## Exercise requirements
Drop the pictures from the entries below, then reproduce the rest exactly.

## Dataset items
--- --- ---
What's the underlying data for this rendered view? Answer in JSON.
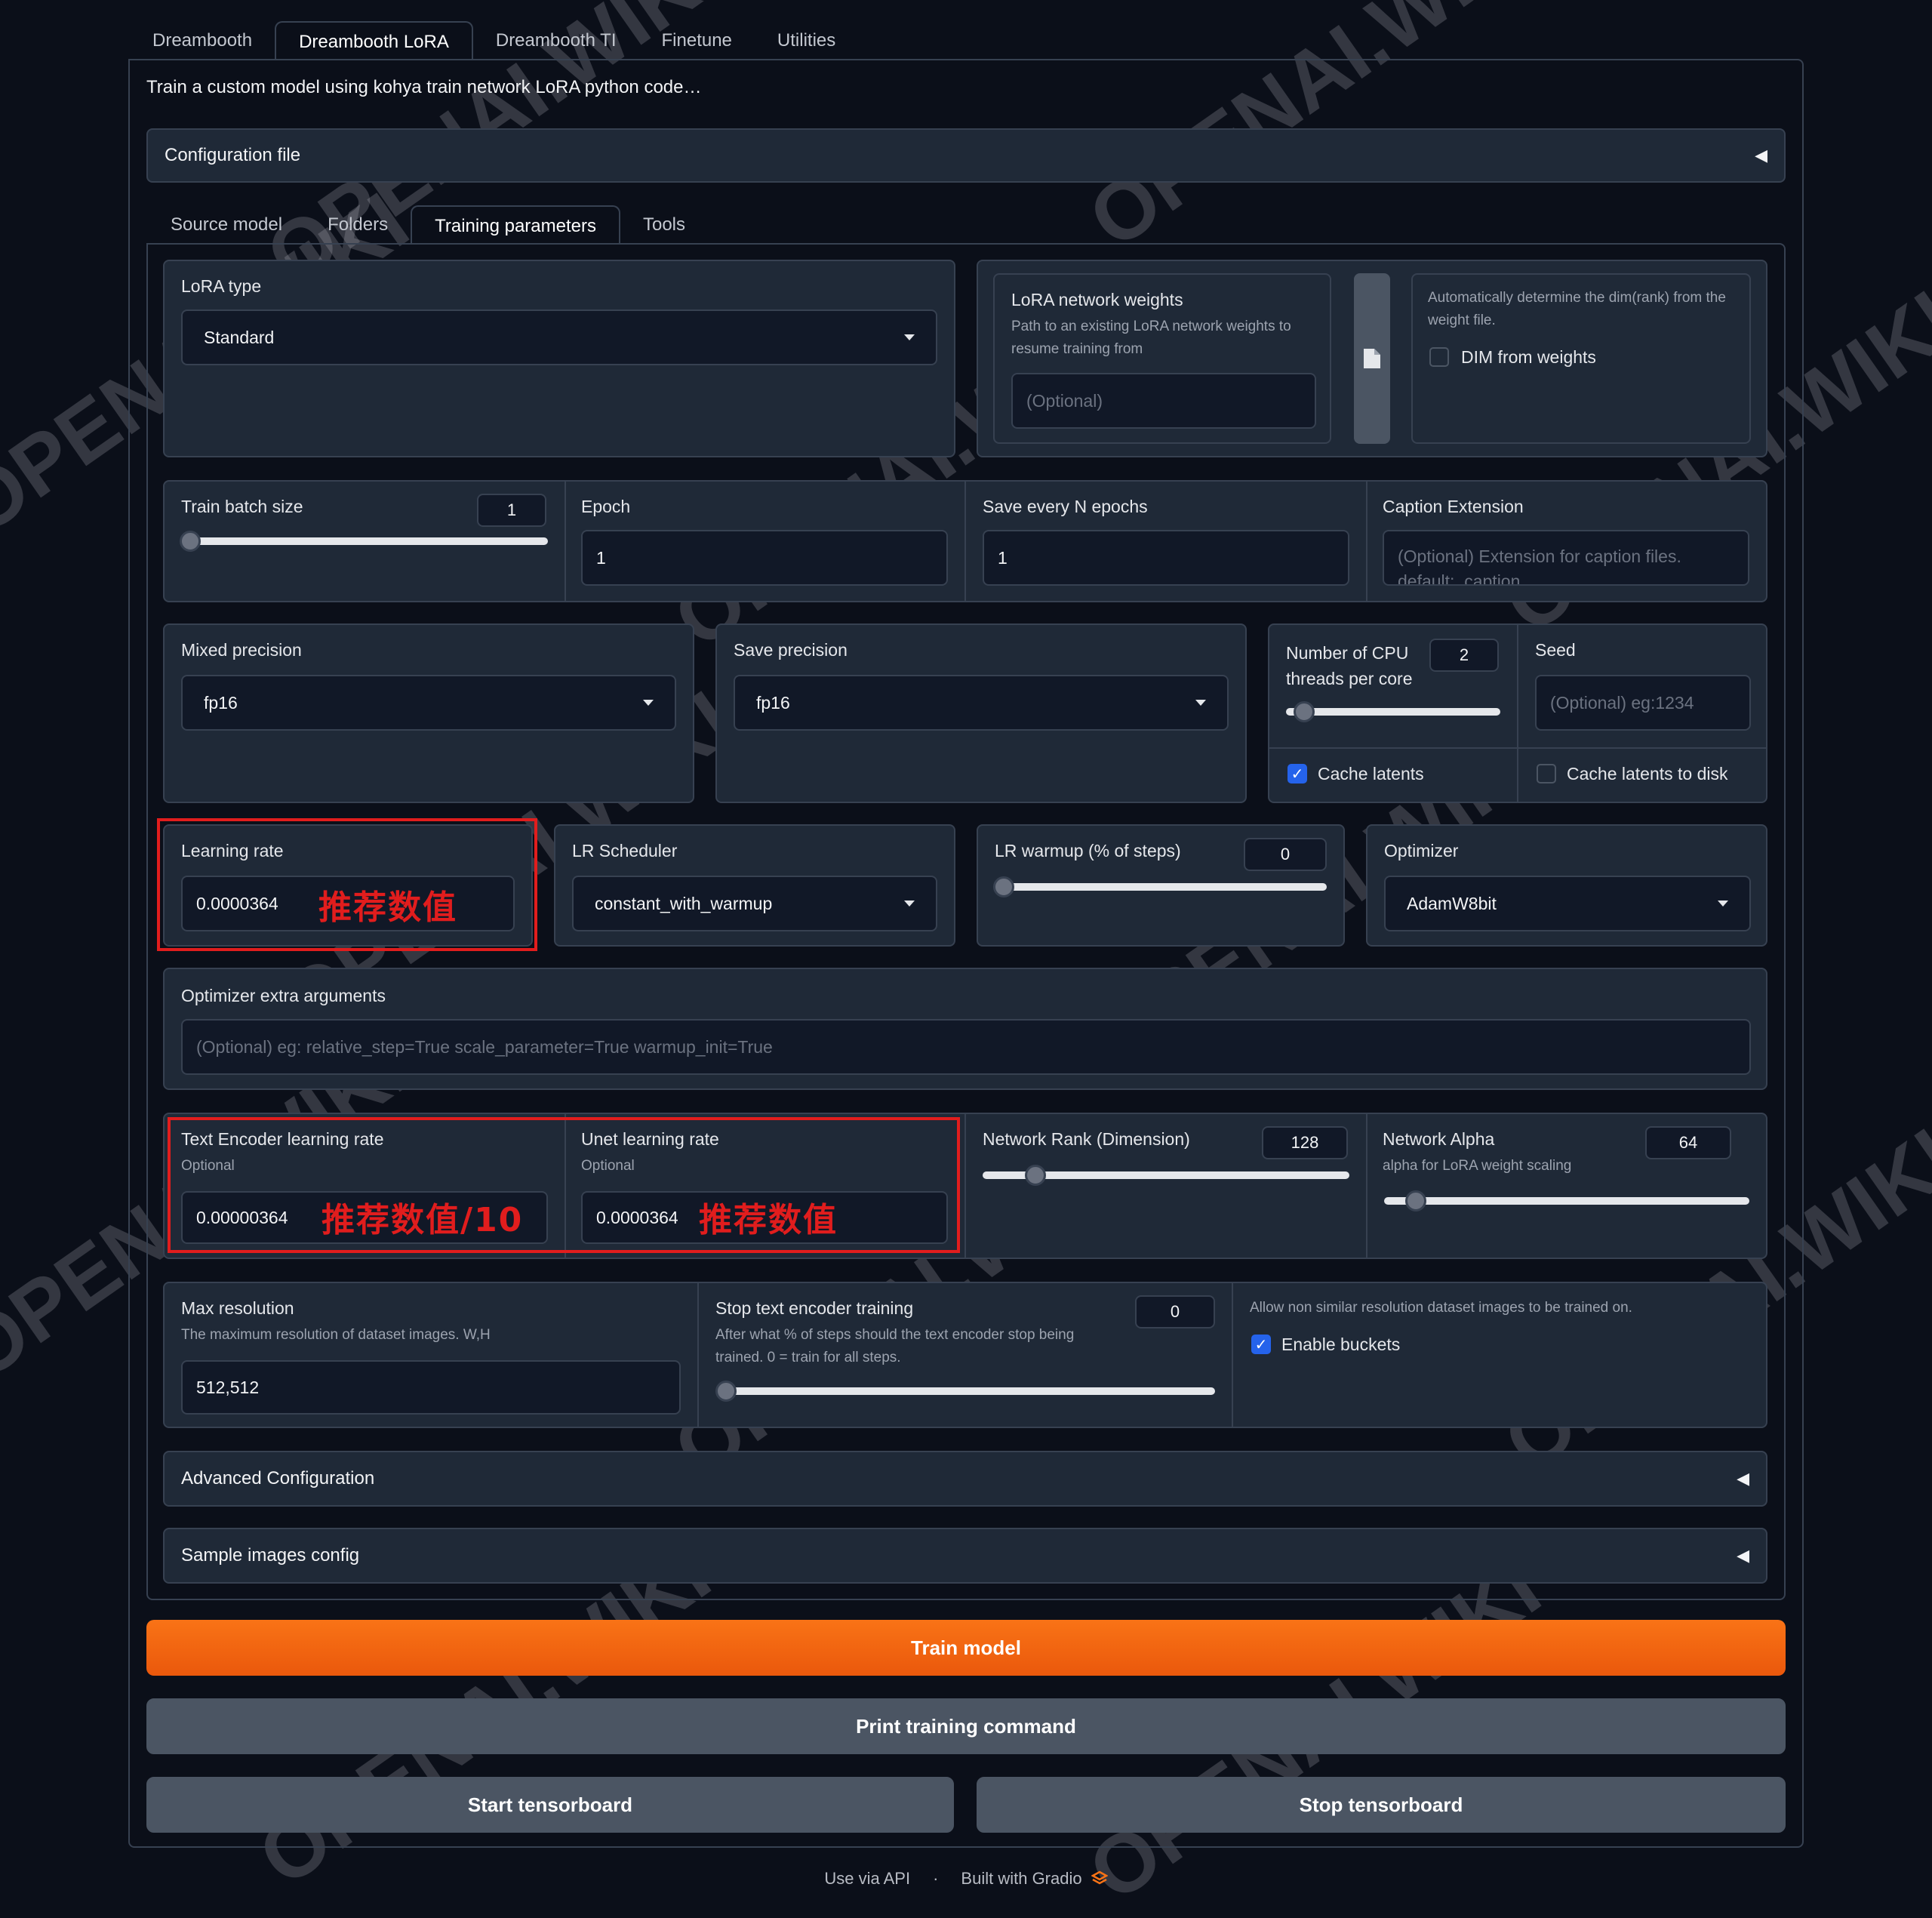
{
  "top_tabs": [
    "Dreambooth",
    "Dreambooth LoRA",
    "Dreambooth TI",
    "Finetune",
    "Utilities"
  ],
  "description": "Train a custom model using kohya train network LoRA python code…",
  "config_file": {
    "label": "Configuration file"
  },
  "sub_tabs": [
    "Source model",
    "Folders",
    "Training parameters",
    "Tools"
  ],
  "lora_type": {
    "label": "LoRA type",
    "value": "Standard"
  },
  "network_weights": {
    "label": "LoRA network weights",
    "sublabel": "Path to an existing LoRA network weights to resume training from",
    "placeholder": "(Optional)"
  },
  "dim_from_weights": {
    "info": "Automatically determine the dim(rank) from the weight file.",
    "label": "DIM from weights",
    "checked": false
  },
  "train_batch_size": {
    "label": "Train batch size",
    "value": "1",
    "fraction": 0.0
  },
  "epoch": {
    "label": "Epoch",
    "value": "1"
  },
  "save_every": {
    "label": "Save every N epochs",
    "value": "1"
  },
  "caption_ext": {
    "label": "Caption Extension",
    "placeholder_line1": "(Optional) Extension for caption files.",
    "placeholder_line2": "default: .caption"
  },
  "mixed_precision": {
    "label": "Mixed precision",
    "value": "fp16"
  },
  "save_precision": {
    "label": "Save precision",
    "value": "fp16"
  },
  "cpu_threads": {
    "label_line1": "Number of CPU",
    "label_line2": "threads per core",
    "value": "2",
    "fraction": 0.08
  },
  "seed": {
    "label": "Seed",
    "placeholder": "(Optional) eg:1234"
  },
  "cache_latents": {
    "label": "Cache latents",
    "checked": true
  },
  "cache_latents_disk": {
    "label": "Cache latents to disk",
    "checked": false
  },
  "learning_rate": {
    "label": "Learning rate",
    "value": "0.0000364",
    "note": "推荐数值"
  },
  "lr_scheduler": {
    "label": "LR Scheduler",
    "value": "constant_with_warmup"
  },
  "lr_warmup": {
    "label": "LR warmup (% of steps)",
    "value": "0",
    "fraction": 0.0
  },
  "optimizer": {
    "label": "Optimizer",
    "value": "AdamW8bit"
  },
  "optimizer_args": {
    "label": "Optimizer extra arguments",
    "placeholder": "(Optional) eg: relative_step=True scale_parameter=True warmup_init=True"
  },
  "te_lr": {
    "label": "Text Encoder learning rate",
    "sublabel": "Optional",
    "value": "0.00000364",
    "note": "推荐数值/10"
  },
  "unet_lr": {
    "label": "Unet learning rate",
    "sublabel": "Optional",
    "value": "0.0000364",
    "note": "推荐数值"
  },
  "network_rank": {
    "label": "Network Rank (Dimension)",
    "value": "128",
    "fraction": 0.125
  },
  "network_alpha": {
    "label": "Network Alpha",
    "sublabel": "alpha for LoRA weight scaling",
    "value": "64",
    "fraction": 0.0625
  },
  "max_resolution": {
    "label": "Max resolution",
    "sublabel": "The maximum resolution of dataset images. W,H",
    "value": "512,512"
  },
  "stop_te": {
    "label": "Stop text encoder training",
    "sublabel": "After what % of steps should the text encoder stop being trained. 0 = train for all steps.",
    "value": "0",
    "fraction": 0.0
  },
  "buckets": {
    "info": "Allow non similar resolution dataset images to be trained on.",
    "label": "Enable buckets",
    "checked": true
  },
  "advanced": {
    "label": "Advanced Configuration"
  },
  "sample_images": {
    "label": "Sample images config"
  },
  "buttons": {
    "train": "Train model",
    "print": "Print training command",
    "start_tb": "Start tensorboard",
    "stop_tb": "Stop tensorboard"
  },
  "footer": {
    "api": "Use via API",
    "sep": "·",
    "built": "Built with Gradio"
  },
  "watermark": "OPENAI.WIKI",
  "colors": {
    "accent": "#f97316",
    "highlight": "#e11d1d",
    "checkbox": "#2563eb"
  }
}
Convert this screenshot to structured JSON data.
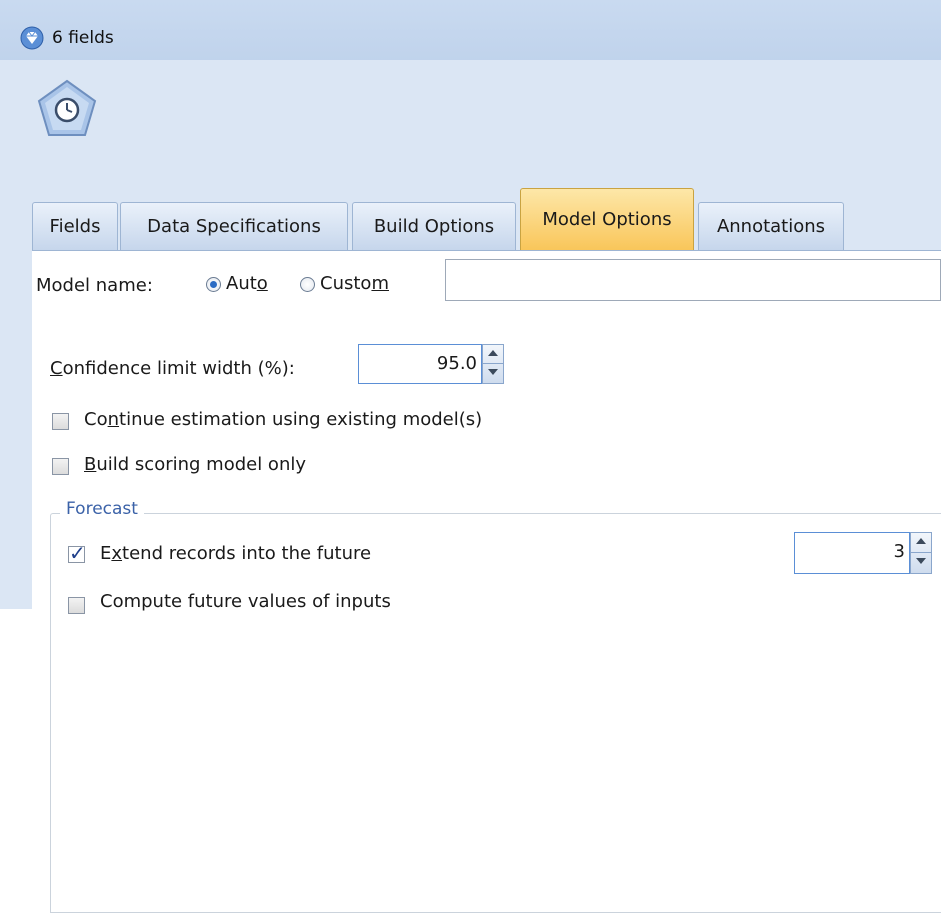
{
  "window": {
    "title": "6 fields"
  },
  "tabs": [
    {
      "label": "Fields"
    },
    {
      "label": "Data Specifications"
    },
    {
      "label": "Build Options"
    },
    {
      "label": "Model Options",
      "active": true
    },
    {
      "label": "Annotations"
    }
  ],
  "model_name": {
    "label": "Model name:",
    "auto": {
      "label_pre": "Aut",
      "label_ul": "o",
      "label_post": "",
      "selected": true
    },
    "custom": {
      "label_pre": "Custo",
      "label_ul": "m",
      "label_post": "",
      "selected": false
    },
    "value": ""
  },
  "confidence": {
    "label_ul": "C",
    "label_post": "onfidence limit width (%):",
    "value": "95.0"
  },
  "continue_estimation": {
    "label_pre": "Co",
    "label_ul": "n",
    "label_post": "tinue estimation using existing model(s)",
    "checked": false
  },
  "build_scoring": {
    "label_pre": "",
    "label_ul": "B",
    "label_post": "uild scoring model only",
    "checked": false
  },
  "forecast": {
    "legend": "Forecast",
    "extend": {
      "label_pre": "E",
      "label_ul": "x",
      "label_post": "tend records into the future",
      "checked": true,
      "value": "3"
    },
    "compute": {
      "label": "Compute future values of inputs",
      "checked": false
    }
  },
  "colors": {
    "active_tab": "#f9c65a",
    "titlebar": "#c9daf0",
    "accent": "#2a6bc4"
  }
}
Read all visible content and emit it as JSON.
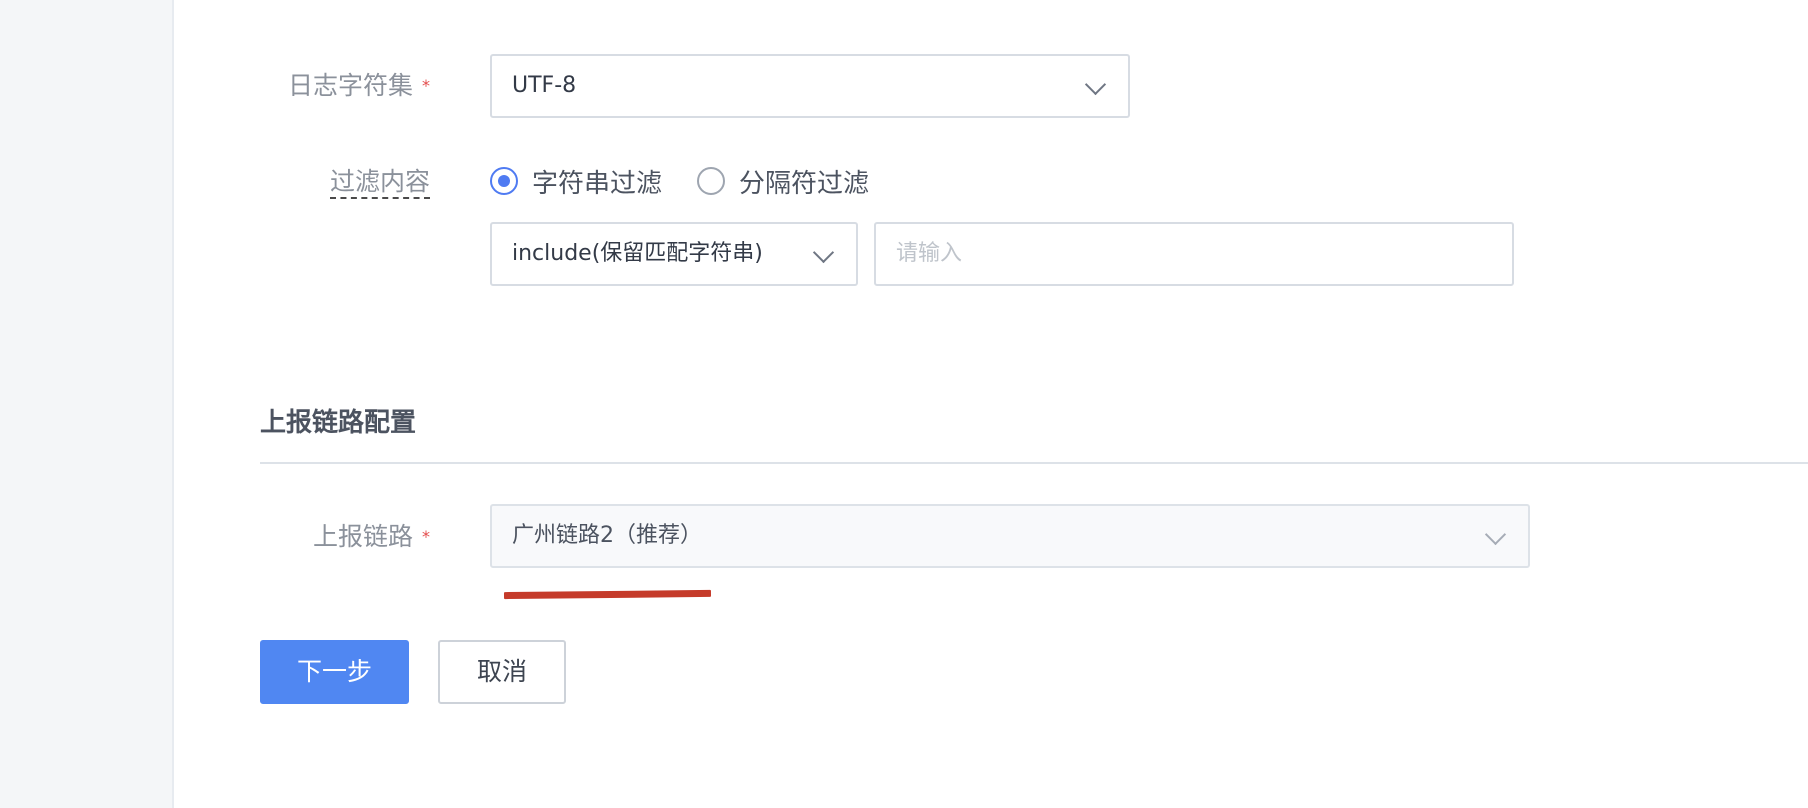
--- --- ---
## Exercise answer
What's the underlying data for this rendered view? Answer in JSON.
{
  "top_tabs": [
    "Dreambooth",
    "Dreambooth LoRA",
    "Dreambooth TI",
    "Finetune",
    "Utilities"
  ],
  "description": "Train a custom model using kohya train network LoRA python code…",
  "config_file": {
    "label": "Configuration file"
  },
  "sub_tabs": [
    "Source model",
    "Folders",
    "Training parameters",
    "Tools"
  ],
  "lora_type": {
    "label": "LoRA type",
    "value": "Standard"
  },
  "network_weights": {
    "label": "LoRA network weights",
    "sublabel": "Path to an existing LoRA network weights to resume training from",
    "placeholder": "(Optional)"
  },
  "dim_from_weights": {
    "info": "Automatically determine the dim(rank) from the weight file.",
    "label": "DIM from weights",
    "checked": false
  },
  "train_batch_size": {
    "label": "Train batch size",
    "value": "1",
    "fraction": 0.0
  },
  "epoch": {
    "label": "Epoch",
    "value": "1"
  },
  "save_every": {
    "label": "Save every N epochs",
    "value": "1"
  },
  "caption_ext": {
    "label": "Caption Extension",
    "placeholder_line1": "(Optional) Extension for caption files.",
    "placeholder_line2": "default: .caption"
  },
  "mixed_precision": {
    "label": "Mixed precision",
    "value": "fp16"
  },
  "save_precision": {
    "label": "Save precision",
    "value": "fp16"
  },
  "cpu_threads": {
    "label_line1": "Number of CPU",
    "label_line2": "threads per core",
    "value": "2",
    "fraction": 0.08
  },
  "seed": {
    "label": "Seed",
    "placeholder": "(Optional) eg:1234"
  },
  "cache_latents": {
    "label": "Cache latents",
    "checked": true
  },
  "cache_latents_disk": {
    "label": "Cache latents to disk",
    "checked": false
  },
  "learning_rate": {
    "label": "Learning rate",
    "value": "0.0000364",
    "note": "推荐数值"
  },
  "lr_scheduler": {
    "label": "LR Scheduler",
    "value": "constant_with_warmup"
  },
  "lr_warmup": {
    "label": "LR warmup (% of steps)",
    "value": "0",
    "fraction": 0.0
  },
  "optimizer": {
    "label": "Optimizer",
    "value": "AdamW8bit"
  },
  "optimizer_args": {
    "label": "Optimizer extra arguments",
    "placeholder": "(Optional) eg: relative_step=True scale_parameter=True warmup_init=True"
  },
  "te_lr": {
    "label": "Text Encoder learning rate",
    "sublabel": "Optional",
    "value": "0.00000364",
    "note": "推荐数值/10"
  },
  "unet_lr": {
    "label": "Unet learning rate",
    "sublabel": "Optional",
    "value": "0.0000364",
    "note": "推荐数值"
  },
  "network_rank": {
    "label": "Network Rank (Dimension)",
    "value": "128",
    "fraction": 0.125
  },
  "network_alpha": {
    "label": "Network Alpha",
    "sublabel": "alpha for LoRA weight scaling",
    "value": "64",
    "fraction": 0.0625
  },
  "max_resolution": {
    "label": "Max resolution",
    "sublabel": "The maximum resolution of dataset images. W,H",
    "value": "512,512"
  },
  "stop_te": {
    "label": "Stop text encoder training",
    "sublabel": "After what % of steps should the text encoder stop being trained. 0 = train for all steps.",
    "value": "0",
    "fraction": 0.0
  },
  "buckets": {
    "info": "Allow non similar resolution dataset images to be trained on.",
    "label": "Enable buckets",
    "checked": true
  },
  "advanced": {
    "label": "Advanced Configuration"
  },
  "sample_images": {
    "label": "Sample images config"
  },
  "buttons": {
    "train": "Train model",
    "print": "Print training command",
    "start_tb": "Start tensorboard",
    "stop_tb": "Stop tensorboard"
  },
  "footer": {
    "api": "Use via API",
    "sep": "·",
    "built": "Built with Gradio"
  },
  "watermark": "OPENAI.WIKI",
  "colors": {
    "accent": "#f97316",
    "highlight": "#e11d1d",
    "checkbox": "#2563eb"
  }
}
Convert this screenshot to structured JSON data.
{
  "window": {
    "title": "6 fields"
  },
  "tabs": [
    {
      "label": "Fields"
    },
    {
      "label": "Data Specifications"
    },
    {
      "label": "Build Options"
    },
    {
      "label": "Model Options",
      "active": true
    },
    {
      "label": "Annotations"
    }
  ],
  "model_name": {
    "label": "Model name:",
    "auto": {
      "label_pre": "Aut",
      "label_ul": "o",
      "label_post": "",
      "selected": true
    },
    "custom": {
      "label_pre": "Custo",
      "label_ul": "m",
      "label_post": "",
      "selected": false
    },
    "value": ""
  },
  "confidence": {
    "label_ul": "C",
    "label_post": "onfidence limit width (%):",
    "value": "95.0"
  },
  "continue_estimation": {
    "label_pre": "Co",
    "label_ul": "n",
    "label_post": "tinue estimation using existing model(s)",
    "checked": false
  },
  "build_scoring": {
    "label_pre": "",
    "label_ul": "B",
    "label_post": "uild scoring model only",
    "checked": false
  },
  "forecast": {
    "legend": "Forecast",
    "extend": {
      "label_pre": "E",
      "label_ul": "x",
      "label_post": "tend records into the future",
      "checked": true,
      "value": "3"
    },
    "compute": {
      "label": "Compute future values of inputs",
      "checked": false
    }
  },
  "colors": {
    "active_tab": "#f9c65a",
    "titlebar": "#c9daf0",
    "accent": "#2a6bc4"
  }
}
Read all visible content and emit it as JSON.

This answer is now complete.